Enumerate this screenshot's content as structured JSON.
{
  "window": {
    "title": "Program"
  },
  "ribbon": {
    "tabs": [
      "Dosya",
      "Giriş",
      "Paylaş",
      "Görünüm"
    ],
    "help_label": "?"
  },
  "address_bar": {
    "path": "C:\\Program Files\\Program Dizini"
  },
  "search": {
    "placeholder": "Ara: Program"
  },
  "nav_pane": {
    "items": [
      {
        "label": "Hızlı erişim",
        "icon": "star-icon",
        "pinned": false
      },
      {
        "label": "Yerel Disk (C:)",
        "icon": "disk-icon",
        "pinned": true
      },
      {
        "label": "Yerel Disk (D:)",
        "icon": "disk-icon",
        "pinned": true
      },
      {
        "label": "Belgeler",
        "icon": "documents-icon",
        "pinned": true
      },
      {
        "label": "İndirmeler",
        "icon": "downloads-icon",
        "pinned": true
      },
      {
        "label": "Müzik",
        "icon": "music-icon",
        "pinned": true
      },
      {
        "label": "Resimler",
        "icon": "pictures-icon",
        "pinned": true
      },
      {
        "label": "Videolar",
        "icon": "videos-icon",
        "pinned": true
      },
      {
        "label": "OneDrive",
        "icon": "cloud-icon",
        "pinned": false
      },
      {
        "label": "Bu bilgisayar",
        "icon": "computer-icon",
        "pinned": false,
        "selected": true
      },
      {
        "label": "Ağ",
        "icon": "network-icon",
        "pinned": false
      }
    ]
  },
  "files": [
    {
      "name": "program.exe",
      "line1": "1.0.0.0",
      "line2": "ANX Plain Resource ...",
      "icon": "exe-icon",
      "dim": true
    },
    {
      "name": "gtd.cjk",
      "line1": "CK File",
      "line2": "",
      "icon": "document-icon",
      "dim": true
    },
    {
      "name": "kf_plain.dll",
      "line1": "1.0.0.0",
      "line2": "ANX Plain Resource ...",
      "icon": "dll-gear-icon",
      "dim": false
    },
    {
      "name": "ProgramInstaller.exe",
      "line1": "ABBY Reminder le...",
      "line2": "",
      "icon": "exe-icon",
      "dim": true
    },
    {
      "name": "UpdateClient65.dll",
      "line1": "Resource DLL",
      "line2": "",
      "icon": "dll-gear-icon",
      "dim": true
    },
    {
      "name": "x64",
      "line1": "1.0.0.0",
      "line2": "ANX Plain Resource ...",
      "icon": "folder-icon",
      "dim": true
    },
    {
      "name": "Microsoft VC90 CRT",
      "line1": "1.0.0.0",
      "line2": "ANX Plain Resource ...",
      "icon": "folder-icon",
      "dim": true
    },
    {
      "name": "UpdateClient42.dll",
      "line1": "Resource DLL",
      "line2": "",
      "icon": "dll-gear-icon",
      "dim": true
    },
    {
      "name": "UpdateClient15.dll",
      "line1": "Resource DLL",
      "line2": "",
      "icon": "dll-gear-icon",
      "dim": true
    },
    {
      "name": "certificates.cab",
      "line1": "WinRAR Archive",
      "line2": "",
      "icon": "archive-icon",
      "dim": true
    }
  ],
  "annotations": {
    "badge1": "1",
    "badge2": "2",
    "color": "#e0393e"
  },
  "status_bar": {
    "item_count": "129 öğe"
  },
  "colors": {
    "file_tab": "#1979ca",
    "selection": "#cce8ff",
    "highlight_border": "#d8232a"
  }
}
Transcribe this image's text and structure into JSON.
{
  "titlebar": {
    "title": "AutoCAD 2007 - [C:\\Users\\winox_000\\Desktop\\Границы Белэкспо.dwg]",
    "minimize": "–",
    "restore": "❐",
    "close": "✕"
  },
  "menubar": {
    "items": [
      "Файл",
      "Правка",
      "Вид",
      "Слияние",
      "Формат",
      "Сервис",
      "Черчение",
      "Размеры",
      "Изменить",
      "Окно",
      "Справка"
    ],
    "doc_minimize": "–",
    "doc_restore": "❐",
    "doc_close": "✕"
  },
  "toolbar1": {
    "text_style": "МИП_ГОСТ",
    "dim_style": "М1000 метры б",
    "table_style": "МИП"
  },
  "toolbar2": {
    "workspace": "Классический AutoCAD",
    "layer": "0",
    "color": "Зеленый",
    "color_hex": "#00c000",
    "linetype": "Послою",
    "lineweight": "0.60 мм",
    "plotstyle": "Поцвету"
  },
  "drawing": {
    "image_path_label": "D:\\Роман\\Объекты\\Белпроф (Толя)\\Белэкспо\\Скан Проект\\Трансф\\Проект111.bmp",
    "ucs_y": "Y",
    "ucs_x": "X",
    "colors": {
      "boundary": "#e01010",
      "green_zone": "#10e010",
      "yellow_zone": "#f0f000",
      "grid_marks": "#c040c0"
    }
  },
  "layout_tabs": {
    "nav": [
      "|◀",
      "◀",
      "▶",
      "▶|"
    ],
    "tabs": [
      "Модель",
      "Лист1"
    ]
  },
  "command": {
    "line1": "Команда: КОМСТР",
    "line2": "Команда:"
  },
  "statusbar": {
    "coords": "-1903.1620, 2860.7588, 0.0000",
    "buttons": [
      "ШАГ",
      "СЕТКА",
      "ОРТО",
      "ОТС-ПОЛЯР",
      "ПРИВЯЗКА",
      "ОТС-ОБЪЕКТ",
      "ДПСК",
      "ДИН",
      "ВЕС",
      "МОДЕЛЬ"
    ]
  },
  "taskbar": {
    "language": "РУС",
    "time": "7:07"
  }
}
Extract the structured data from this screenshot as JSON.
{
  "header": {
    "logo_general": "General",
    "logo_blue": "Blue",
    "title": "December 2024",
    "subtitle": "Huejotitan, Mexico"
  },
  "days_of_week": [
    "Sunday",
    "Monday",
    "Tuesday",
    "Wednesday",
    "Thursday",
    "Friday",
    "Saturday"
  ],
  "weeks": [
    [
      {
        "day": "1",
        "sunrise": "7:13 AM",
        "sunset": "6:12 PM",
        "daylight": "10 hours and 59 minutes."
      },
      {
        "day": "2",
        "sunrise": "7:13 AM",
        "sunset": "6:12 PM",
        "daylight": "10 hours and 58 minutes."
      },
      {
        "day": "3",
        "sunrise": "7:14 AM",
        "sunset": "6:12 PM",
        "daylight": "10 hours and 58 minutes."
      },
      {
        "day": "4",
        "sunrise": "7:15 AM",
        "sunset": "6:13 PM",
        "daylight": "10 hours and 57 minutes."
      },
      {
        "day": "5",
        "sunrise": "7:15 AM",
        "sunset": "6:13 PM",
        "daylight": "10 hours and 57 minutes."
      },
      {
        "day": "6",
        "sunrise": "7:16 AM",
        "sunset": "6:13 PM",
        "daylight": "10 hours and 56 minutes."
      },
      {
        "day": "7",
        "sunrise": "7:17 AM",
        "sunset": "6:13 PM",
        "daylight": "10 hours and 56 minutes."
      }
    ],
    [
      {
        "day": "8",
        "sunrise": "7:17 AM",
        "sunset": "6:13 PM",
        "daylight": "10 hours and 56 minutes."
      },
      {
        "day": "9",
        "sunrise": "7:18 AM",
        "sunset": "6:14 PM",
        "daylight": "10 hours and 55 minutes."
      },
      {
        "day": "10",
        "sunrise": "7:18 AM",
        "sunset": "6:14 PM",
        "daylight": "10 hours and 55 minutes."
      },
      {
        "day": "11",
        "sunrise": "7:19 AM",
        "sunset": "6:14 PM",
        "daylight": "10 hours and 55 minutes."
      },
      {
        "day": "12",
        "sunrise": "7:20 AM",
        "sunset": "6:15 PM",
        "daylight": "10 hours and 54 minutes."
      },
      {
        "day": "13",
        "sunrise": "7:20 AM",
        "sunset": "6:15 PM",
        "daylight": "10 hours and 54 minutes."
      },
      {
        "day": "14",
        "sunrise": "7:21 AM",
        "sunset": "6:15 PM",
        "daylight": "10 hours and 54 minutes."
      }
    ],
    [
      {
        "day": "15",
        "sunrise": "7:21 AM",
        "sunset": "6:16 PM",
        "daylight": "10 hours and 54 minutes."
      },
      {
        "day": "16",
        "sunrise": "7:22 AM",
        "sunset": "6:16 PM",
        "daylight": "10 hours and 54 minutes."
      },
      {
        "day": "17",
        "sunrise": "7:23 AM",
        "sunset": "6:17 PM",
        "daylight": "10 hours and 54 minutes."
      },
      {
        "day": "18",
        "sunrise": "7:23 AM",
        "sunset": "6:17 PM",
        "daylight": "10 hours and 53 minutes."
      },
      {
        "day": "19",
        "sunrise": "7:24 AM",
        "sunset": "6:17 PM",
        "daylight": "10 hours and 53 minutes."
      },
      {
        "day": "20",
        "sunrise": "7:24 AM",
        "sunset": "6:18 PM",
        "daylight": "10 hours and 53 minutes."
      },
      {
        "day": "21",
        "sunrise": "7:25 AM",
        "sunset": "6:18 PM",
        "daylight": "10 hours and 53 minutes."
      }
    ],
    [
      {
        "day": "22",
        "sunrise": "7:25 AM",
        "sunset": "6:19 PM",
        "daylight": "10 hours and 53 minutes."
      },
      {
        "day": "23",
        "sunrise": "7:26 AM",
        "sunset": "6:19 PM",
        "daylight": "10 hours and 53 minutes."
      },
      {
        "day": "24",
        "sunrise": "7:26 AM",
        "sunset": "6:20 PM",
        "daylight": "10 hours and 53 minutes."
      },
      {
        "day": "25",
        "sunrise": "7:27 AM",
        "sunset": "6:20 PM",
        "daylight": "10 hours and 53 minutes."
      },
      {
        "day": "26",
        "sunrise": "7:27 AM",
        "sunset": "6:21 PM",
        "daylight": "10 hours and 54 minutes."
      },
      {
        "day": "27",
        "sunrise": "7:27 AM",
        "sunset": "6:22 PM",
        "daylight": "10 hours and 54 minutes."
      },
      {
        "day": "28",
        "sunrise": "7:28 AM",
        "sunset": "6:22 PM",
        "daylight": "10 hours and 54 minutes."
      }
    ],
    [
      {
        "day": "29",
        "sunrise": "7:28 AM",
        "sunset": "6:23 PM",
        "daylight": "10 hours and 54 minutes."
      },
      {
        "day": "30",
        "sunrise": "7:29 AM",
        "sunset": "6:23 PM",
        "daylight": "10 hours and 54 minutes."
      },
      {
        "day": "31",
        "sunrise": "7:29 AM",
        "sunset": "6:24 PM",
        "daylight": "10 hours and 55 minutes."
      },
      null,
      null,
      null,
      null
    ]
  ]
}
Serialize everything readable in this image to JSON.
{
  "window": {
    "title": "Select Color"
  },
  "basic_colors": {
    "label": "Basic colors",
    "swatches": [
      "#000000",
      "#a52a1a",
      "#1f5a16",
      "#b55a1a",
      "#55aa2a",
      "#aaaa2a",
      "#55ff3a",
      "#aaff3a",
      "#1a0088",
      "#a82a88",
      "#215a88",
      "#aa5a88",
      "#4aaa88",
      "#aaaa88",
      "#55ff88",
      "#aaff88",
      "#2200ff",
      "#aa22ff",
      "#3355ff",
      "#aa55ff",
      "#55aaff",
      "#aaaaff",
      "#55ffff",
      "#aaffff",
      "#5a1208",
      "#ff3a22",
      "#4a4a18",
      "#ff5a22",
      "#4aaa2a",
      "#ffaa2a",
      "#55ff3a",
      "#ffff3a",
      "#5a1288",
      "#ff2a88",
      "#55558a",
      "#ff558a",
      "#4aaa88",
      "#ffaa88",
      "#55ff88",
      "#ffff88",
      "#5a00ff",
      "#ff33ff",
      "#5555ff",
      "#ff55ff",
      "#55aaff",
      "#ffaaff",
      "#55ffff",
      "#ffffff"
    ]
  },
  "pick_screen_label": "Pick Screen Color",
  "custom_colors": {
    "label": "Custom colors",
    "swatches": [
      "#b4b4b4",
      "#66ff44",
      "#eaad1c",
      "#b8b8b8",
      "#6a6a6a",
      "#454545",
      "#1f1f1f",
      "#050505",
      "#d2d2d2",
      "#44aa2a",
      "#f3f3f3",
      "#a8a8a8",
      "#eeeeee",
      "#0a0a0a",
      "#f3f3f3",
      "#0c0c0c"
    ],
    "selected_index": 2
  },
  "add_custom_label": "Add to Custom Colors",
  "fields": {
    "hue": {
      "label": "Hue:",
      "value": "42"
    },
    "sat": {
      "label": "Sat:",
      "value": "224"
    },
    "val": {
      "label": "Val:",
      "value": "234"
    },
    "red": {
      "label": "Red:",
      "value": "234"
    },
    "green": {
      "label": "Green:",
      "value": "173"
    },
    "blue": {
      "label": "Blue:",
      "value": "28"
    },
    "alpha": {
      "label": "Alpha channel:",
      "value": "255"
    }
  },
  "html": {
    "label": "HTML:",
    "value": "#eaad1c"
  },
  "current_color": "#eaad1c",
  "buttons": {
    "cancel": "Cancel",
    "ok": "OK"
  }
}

• _OBJECTIVE_
Work out how many lines of the listing above include the word "value". Reply with nothing but the count.

• _SOLUTION TO THE EXERCISE_
8